SET PROBLEM ->
Quote every line below exactly as it reads.

RECORDS PROVIDED ->
-- BEGIN --

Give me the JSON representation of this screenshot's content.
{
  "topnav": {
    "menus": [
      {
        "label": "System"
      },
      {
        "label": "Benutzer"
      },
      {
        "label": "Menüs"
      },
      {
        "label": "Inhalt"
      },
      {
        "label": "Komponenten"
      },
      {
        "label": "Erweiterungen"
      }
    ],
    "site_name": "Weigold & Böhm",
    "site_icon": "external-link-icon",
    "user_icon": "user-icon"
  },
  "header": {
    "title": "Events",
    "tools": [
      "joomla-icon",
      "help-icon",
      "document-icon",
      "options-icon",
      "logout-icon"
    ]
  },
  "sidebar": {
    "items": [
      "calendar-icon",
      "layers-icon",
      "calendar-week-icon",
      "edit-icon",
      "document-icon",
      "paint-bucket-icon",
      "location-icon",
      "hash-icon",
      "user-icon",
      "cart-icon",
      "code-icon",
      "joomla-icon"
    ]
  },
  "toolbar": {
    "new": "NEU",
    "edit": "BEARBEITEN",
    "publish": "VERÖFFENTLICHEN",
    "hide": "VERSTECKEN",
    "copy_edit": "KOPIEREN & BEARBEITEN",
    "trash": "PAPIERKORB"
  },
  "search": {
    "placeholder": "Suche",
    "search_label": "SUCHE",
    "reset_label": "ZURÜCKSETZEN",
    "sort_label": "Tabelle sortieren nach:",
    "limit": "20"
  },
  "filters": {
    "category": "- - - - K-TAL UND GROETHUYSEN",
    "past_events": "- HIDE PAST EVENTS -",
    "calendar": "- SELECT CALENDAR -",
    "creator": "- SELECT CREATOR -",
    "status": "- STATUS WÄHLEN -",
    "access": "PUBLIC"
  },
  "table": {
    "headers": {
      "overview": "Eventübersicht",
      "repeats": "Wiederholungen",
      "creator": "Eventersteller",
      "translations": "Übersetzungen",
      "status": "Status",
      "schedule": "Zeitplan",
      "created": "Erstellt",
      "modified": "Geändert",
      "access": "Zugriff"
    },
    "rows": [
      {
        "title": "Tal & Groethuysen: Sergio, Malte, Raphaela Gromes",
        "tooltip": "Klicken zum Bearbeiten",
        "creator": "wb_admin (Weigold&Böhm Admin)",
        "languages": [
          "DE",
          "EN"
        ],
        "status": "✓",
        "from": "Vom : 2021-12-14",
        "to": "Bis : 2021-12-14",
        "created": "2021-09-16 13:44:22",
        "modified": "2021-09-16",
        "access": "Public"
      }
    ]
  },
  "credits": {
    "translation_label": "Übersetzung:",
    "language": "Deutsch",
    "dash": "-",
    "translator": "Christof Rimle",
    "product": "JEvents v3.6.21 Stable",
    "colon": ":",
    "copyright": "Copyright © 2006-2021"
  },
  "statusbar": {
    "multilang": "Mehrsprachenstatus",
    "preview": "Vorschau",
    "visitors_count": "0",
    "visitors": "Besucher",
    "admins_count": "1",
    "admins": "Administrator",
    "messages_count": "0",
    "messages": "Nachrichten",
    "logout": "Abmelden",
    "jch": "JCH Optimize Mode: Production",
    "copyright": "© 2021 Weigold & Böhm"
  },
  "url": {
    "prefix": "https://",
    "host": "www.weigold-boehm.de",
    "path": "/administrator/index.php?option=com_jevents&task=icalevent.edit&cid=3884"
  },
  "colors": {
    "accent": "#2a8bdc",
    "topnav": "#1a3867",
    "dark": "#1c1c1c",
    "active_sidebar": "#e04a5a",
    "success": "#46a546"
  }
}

-- END --

RESPONSE TO THE EXERCISE ->
Give me the JSON representation of this screenshot's content.
{
  "topnav": {
    "menus": [
      {
        "label": "System"
      },
      {
        "label": "Benutzer"
      },
      {
        "label": "Menüs"
      },
      {
        "label": "Inhalt"
      },
      {
        "label": "Komponenten"
      },
      {
        "label": "Erweiterungen"
      }
    ],
    "site_name": "Weigold & Böhm",
    "site_icon": "external-link-icon",
    "user_icon": "user-icon"
  },
  "header": {
    "title": "Events",
    "tools": [
      "joomla-icon",
      "help-icon",
      "document-icon",
      "options-icon",
      "logout-icon"
    ]
  },
  "sidebar": {
    "items": [
      "calendar-icon",
      "layers-icon",
      "calendar-week-icon",
      "edit-icon",
      "document-icon",
      "paint-bucket-icon",
      "location-icon",
      "hash-icon",
      "user-icon",
      "cart-icon",
      "code-icon",
      "joomla-icon"
    ]
  },
  "toolbar": {
    "new": "NEU",
    "edit": "BEARBEITEN",
    "publish": "VERÖFFENTLICHEN",
    "hide": "VERSTECKEN",
    "copy_edit": "KOPIEREN & BEARBEITEN",
    "trash": "PAPIERKORB"
  },
  "search": {
    "placeholder": "Suche",
    "search_label": "SUCHE",
    "reset_label": "ZURÜCKSETZEN",
    "sort_label": "Tabelle sortieren nach:",
    "limit": "20"
  },
  "filters": {
    "category": "- - - - K-TAL UND GROETHUYSEN",
    "past_events": "- HIDE PAST EVENTS -",
    "calendar": "- SELECT CALENDAR -",
    "creator": "- SELECT CREATOR -",
    "status": "- STATUS WÄHLEN -",
    "access": "PUBLIC"
  },
  "table": {
    "headers": {
      "overview": "Eventübersicht",
      "repeats": "Wiederholungen",
      "creator": "Eventersteller",
      "translations": "Übersetzungen",
      "status": "Status",
      "schedule": "Zeitplan",
      "created": "Erstellt",
      "modified": "Geändert",
      "access": "Zugriff"
    },
    "rows": [
      {
        "title": "Tal & Groethuysen: Sergio, Malte, Raphaela Gromes",
        "tooltip": "Klicken zum Bearbeiten",
        "creator": "wb_admin (Weigold&Böhm Admin)",
        "languages": [
          "DE",
          "EN"
        ],
        "status": "✓",
        "from": "Vom : 2021-12-14",
        "to": "Bis : 2021-12-14",
        "created": "2021-09-16 13:44:22",
        "modified": "2021-09-16",
        "access": "Public"
      }
    ]
  },
  "credits": {
    "translation_label": "Übersetzung:",
    "language": "Deutsch",
    "dash": "-",
    "translator": "Christof Rimle",
    "product": "JEvents v3.6.21 Stable",
    "colon": ":",
    "copyright": "Copyright © 2006-2021"
  },
  "statusbar": {
    "multilang": "Mehrsprachenstatus",
    "preview": "Vorschau",
    "visitors_count": "0",
    "visitors": "Besucher",
    "admins_count": "1",
    "admins": "Administrator",
    "messages_count": "0",
    "messages": "Nachrichten",
    "logout": "Abmelden",
    "jch": "JCH Optimize Mode: Production",
    "copyright": "© 2021 Weigold & Böhm"
  },
  "url": {
    "prefix": "https://",
    "host": "www.weigold-boehm.de",
    "path": "/administrator/index.php?option=com_jevents&task=icalevent.edit&cid=3884"
  },
  "colors": {
    "accent": "#2a8bdc",
    "topnav": "#1a3867",
    "dark": "#1c1c1c",
    "active_sidebar": "#e04a5a",
    "success": "#46a546"
  }
}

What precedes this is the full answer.